*Data in this exercise*
[Start]
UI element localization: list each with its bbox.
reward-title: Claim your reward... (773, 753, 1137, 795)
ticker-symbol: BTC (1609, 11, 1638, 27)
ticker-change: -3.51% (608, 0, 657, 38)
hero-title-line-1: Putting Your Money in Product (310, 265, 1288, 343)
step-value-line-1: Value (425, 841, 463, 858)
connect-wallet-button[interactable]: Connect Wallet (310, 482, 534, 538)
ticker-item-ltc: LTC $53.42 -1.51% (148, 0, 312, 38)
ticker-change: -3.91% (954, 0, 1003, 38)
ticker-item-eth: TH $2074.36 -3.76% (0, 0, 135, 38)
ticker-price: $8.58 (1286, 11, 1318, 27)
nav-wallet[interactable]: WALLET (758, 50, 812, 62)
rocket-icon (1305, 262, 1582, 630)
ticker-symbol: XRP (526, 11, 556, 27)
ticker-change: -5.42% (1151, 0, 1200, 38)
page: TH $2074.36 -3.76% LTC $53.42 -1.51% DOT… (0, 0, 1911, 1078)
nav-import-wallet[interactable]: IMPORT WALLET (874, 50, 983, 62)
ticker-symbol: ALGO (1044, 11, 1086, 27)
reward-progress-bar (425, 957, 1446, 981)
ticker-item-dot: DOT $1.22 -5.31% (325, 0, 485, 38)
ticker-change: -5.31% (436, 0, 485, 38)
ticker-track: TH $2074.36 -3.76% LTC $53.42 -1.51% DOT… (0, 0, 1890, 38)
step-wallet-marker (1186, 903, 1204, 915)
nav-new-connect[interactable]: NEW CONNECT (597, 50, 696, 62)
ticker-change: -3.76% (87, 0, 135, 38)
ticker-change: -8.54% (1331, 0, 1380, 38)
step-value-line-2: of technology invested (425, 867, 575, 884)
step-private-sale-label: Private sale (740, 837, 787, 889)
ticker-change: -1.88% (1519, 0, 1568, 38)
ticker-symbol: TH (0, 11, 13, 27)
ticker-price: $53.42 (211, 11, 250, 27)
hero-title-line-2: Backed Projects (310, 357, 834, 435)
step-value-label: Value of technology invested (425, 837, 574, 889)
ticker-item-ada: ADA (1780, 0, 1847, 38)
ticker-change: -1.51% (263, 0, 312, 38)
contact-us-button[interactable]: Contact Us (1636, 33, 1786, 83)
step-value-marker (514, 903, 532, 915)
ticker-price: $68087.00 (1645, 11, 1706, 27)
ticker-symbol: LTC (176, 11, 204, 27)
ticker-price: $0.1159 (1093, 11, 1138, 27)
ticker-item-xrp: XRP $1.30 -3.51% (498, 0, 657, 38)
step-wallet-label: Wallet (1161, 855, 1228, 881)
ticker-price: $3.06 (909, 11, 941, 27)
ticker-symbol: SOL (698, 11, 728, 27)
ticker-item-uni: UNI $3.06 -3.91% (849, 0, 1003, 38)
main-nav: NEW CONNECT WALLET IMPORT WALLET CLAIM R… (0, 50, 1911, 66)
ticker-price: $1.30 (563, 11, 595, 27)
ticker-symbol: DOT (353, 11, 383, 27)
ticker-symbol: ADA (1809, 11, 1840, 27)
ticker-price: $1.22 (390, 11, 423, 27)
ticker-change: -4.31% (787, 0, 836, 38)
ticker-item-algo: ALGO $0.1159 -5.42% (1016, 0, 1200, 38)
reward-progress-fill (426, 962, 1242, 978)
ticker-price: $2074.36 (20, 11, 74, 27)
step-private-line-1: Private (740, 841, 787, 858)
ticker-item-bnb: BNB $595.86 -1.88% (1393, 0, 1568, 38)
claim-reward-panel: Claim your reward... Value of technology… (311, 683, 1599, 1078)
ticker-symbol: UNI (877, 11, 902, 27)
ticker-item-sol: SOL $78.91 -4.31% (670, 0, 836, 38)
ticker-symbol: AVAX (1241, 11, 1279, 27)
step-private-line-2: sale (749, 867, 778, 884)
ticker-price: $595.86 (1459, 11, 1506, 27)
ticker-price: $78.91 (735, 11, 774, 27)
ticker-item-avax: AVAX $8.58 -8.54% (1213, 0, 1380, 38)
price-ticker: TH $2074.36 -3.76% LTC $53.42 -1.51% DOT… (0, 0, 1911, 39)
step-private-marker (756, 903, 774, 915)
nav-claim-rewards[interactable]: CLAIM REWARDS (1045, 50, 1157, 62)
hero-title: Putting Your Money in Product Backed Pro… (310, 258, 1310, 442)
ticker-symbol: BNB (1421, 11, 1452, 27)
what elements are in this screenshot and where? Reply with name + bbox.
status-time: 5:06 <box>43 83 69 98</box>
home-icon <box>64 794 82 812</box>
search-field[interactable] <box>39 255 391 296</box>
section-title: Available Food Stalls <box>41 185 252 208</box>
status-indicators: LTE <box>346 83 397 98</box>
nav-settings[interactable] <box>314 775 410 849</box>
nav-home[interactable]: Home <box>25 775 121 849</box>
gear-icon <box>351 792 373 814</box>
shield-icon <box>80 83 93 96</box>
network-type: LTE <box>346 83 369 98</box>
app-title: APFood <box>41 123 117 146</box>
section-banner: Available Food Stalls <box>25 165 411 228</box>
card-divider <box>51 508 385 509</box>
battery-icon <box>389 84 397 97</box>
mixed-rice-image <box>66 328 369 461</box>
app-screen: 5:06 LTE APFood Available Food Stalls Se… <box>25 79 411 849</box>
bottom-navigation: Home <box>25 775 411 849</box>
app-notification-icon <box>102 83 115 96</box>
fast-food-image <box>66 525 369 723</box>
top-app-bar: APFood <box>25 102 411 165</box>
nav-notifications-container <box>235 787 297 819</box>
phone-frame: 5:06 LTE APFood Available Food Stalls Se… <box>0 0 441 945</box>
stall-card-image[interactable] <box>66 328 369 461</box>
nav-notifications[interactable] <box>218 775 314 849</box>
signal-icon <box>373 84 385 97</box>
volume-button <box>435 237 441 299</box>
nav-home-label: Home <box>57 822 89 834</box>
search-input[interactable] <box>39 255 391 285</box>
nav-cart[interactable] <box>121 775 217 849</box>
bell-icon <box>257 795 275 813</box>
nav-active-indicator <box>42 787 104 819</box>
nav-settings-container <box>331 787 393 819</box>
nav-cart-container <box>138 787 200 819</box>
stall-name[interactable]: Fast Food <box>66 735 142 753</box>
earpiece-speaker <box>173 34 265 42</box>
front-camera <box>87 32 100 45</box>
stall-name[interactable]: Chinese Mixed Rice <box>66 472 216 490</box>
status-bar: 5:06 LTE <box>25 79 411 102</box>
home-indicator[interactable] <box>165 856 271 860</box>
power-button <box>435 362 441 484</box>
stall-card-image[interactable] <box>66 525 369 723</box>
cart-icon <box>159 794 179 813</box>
[End]
*Do this*
Set down the lines of the records from the start through the line holding "ticker-price: $8.58 (1286, 11, 1318, 27)", inclusive, repeating each one exactly.

*Complete answer*
UI element localization: list each with its bbox.
reward-title: Claim your reward... (773, 753, 1137, 795)
ticker-symbol: BTC (1609, 11, 1638, 27)
ticker-change: -3.51% (608, 0, 657, 38)
hero-title-line-1: Putting Your Money in Product (310, 265, 1288, 343)
step-value-line-1: Value (425, 841, 463, 858)
connect-wallet-button[interactable]: Connect Wallet (310, 482, 534, 538)
ticker-item-ltc: LTC $53.42 -1.51% (148, 0, 312, 38)
ticker-change: -3.91% (954, 0, 1003, 38)
ticker-item-eth: TH $2074.36 -3.76% (0, 0, 135, 38)
ticker-price: $8.58 (1286, 11, 1318, 27)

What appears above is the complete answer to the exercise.